- [Text under study]:
=-=-=-=-=
II.  PARTICIPATION IN THE PLAN

     A.   Participants are selected based upon criteria established
          from time to time upon the recommendation of Business Unit
          Management.  

     B.   Participants will be advised of their incentive
          opportunity in terms of their Participating Salary (PS), 
          expressed as a percentage of actual base earnings.  

     C.   If the employment of any participant terminates because of
          job elimination, retirement, disability or death during a
          Plan year, the incentive compensation payable to the
          participant or the participant's estate will be adjusted,
          pro-rata, for the period of time during the Plan year the
          participant actually worked.  

     D.   Employees who become participants in the Plan after the
          year has begun will have their Participating Salary (PS)
          adjusted, pro-rata, for the portion of the period that
          they participate.   

     E.   Participants who change Business Units during the plan
          year will have their incentive payment determined by
          management of each Business Unit in proportion to the time
          served in each Business Unit.

     F.   A Participant whose employment terminates either
          voluntarily or involuntarily (excluding job elimination,
          retirement, disability, or death) prior to the end of the
          Plan shall not be entitled to any incentive compensation
          for the period covered by the Plan.
          
     G.   Participation in the Plan does not affect the duration of
          a participant's employment, which remains "employment at
          will".  Either the participant or the Company may
          terminate employment at any time.
=-=-=-=-=
[Page segmentation data]
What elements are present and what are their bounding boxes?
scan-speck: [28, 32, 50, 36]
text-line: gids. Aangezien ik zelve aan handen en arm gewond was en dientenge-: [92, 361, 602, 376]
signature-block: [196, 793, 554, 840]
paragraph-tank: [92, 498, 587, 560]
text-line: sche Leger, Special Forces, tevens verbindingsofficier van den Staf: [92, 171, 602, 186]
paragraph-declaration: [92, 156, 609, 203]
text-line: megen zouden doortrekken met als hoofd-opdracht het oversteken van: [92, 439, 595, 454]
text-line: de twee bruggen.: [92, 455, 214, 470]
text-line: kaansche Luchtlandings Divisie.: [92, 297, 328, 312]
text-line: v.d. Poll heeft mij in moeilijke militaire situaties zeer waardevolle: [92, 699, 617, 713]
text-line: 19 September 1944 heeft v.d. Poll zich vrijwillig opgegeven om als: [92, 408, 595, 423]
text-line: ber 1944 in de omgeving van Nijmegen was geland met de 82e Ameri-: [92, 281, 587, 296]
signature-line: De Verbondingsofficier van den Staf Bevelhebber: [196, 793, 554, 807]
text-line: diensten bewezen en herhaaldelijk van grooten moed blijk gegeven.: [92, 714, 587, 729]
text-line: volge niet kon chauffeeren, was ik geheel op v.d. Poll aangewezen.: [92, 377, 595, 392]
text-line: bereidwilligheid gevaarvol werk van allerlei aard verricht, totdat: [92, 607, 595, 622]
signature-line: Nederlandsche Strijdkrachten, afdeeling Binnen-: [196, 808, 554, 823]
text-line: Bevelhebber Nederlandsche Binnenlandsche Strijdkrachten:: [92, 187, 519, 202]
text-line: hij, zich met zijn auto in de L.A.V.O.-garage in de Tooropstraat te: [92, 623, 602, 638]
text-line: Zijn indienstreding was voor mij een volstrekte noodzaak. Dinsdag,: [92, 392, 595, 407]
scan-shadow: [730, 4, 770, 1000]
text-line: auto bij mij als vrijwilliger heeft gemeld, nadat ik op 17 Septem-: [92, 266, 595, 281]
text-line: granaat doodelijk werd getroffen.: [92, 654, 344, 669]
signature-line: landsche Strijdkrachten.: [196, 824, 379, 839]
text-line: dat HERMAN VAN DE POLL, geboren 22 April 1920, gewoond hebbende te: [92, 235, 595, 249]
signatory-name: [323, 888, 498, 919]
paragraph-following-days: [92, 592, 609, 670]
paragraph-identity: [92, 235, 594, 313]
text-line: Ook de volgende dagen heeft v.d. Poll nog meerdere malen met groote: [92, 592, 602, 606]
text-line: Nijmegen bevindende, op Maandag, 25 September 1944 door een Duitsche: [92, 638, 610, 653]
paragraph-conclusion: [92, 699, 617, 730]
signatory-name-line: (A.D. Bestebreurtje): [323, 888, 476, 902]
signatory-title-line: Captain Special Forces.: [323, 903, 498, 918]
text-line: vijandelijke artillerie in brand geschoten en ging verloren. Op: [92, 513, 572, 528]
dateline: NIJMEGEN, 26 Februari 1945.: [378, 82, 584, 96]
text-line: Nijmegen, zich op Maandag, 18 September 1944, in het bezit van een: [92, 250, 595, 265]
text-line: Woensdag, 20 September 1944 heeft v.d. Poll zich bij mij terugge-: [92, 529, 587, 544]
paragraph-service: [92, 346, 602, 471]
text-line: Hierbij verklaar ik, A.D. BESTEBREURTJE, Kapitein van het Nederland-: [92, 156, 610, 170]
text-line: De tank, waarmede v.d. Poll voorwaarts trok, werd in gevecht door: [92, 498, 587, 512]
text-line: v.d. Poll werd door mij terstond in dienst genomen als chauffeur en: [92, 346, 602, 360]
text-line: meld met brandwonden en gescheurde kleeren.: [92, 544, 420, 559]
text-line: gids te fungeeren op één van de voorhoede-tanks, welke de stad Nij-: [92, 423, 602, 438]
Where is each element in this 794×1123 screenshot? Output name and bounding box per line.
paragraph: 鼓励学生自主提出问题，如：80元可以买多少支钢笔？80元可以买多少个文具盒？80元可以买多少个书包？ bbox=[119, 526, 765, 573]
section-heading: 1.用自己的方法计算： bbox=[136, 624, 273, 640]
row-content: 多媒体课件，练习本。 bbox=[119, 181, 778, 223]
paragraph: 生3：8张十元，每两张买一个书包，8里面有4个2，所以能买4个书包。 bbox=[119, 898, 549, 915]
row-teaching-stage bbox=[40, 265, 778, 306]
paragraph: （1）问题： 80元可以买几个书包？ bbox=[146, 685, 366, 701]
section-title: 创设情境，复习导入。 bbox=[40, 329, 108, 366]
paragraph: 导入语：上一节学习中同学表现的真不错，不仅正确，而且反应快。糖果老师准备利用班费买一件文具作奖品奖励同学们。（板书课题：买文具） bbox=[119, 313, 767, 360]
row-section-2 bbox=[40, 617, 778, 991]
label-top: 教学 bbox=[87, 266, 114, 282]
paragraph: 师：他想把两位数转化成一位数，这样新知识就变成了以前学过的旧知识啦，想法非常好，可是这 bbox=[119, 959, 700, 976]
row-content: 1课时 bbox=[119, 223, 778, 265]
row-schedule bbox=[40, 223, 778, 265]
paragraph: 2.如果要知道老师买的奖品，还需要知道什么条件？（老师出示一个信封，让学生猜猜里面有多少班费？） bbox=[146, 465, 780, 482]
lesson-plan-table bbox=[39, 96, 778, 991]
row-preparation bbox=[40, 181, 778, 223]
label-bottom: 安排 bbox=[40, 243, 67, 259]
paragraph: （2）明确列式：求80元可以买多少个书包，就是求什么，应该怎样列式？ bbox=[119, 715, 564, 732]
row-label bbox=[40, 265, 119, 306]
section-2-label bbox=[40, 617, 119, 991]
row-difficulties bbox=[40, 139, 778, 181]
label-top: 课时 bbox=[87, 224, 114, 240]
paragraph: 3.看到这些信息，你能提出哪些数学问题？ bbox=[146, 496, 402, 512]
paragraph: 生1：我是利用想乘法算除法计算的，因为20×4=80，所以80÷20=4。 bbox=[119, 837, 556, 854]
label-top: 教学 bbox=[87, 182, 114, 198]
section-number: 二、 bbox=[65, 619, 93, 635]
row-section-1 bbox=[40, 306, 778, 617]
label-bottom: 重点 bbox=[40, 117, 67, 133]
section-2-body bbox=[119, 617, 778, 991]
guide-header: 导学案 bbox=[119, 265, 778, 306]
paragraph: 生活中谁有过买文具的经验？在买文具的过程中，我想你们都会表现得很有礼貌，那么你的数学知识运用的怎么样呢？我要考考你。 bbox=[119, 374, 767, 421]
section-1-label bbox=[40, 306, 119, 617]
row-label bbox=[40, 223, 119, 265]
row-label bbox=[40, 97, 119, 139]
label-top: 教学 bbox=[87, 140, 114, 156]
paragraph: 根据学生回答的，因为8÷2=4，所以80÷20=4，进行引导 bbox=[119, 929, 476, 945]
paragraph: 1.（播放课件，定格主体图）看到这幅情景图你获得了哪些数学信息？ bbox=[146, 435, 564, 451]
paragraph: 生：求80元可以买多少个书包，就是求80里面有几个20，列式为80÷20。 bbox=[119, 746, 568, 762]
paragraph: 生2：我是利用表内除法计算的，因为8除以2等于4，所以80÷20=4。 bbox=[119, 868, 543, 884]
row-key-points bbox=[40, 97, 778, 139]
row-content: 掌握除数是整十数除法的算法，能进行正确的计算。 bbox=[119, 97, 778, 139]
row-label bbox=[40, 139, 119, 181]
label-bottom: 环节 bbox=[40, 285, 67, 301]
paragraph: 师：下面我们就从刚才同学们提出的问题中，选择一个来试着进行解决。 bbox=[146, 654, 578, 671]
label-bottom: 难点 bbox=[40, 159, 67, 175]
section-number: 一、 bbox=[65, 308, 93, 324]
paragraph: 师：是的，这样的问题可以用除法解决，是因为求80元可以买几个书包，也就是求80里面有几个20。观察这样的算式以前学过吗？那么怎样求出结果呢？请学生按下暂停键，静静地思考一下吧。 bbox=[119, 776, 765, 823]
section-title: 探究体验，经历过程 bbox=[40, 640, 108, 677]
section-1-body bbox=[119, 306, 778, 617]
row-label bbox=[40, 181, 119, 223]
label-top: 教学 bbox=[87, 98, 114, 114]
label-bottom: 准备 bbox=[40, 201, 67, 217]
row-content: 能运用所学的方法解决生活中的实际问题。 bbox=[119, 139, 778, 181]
=-=-=-=-=
- [Assignment]: Extract the full text of the plan participation section word for word.

- [Completed task]:
II.  PARTICIPATION IN THE PLAN

     A.   Participants are selected based upon criteria established
          from time to time upon the recommendation of Business Unit
          Management.  

     B.   Participants will be advised of their incentive
          opportunity in terms of their Participating Salary (PS), 
          expressed as a percentage of actual base earnings.  

     C.   If the employment of any participant terminates because of
          job elimination, retirement, disability or death during a
          Plan year, the incentive compensation payable to the
          participant or the participant's estate will be adjusted,
          pro-rata, for the period of time during the Plan year the
          participant actually worked.  

     D.   Employees who become participants in the Plan after the
          year has begun will have their Participating Salary (PS)
          adjusted, pro-rata, for the portion of the period that
          they participate.   

     E.   Participants who change Business Units during the plan
          year will have their incentive payment determined by
          management of each Business Unit in proportion to the time
          served in each Business Unit.

     F.   A Participant whose employment terminates either
          voluntarily or involuntarily (excluding job elimination,
          retirement, disability, or death) prior to the end of the
          Plan shall not be entitled to any incentive compensation
          for the period covered by the Plan.
          
     G.   Participation in the Plan does not affect the duration of
          a participant's employment, which remains "employment at
          will".  Either the participant or the Company may
          terminate employment at any time.